## Collected data entries:
□ □ □ □ □

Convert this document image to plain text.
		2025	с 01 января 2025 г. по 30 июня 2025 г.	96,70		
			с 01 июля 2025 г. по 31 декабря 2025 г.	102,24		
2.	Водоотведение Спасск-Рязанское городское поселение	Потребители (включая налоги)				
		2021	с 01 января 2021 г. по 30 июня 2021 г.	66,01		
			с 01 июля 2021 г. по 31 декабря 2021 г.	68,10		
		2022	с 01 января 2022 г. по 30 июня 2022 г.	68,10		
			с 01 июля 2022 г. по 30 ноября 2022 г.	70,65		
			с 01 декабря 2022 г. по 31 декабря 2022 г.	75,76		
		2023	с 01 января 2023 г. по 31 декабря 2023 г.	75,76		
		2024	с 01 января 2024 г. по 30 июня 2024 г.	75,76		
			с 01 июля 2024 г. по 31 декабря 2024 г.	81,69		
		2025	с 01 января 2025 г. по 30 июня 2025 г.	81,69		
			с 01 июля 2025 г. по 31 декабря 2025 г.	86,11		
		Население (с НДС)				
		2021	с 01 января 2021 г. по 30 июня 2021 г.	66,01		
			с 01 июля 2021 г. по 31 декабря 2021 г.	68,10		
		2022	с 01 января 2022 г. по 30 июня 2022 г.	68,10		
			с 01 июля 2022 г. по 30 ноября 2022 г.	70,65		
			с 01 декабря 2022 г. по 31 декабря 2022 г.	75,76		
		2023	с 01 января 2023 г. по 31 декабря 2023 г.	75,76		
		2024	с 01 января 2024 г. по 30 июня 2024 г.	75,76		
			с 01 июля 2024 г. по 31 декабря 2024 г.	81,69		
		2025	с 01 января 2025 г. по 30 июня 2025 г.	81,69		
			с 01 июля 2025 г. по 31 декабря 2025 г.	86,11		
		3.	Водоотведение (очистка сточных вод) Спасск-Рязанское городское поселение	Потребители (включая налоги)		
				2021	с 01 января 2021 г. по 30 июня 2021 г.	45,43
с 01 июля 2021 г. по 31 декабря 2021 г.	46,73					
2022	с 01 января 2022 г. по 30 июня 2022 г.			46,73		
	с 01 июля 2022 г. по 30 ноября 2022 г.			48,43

□ □ □ □ □

Pick out every line above that contains the word "Спасск" and copy it.

2.	Водоотведение Спасск-Рязанское городское поселение	Потребители (включая налоги)				
		3.	Водоотведение (очистка сточных вод) Спасск-Рязанское городское поселение	Потребители (включая налоги)		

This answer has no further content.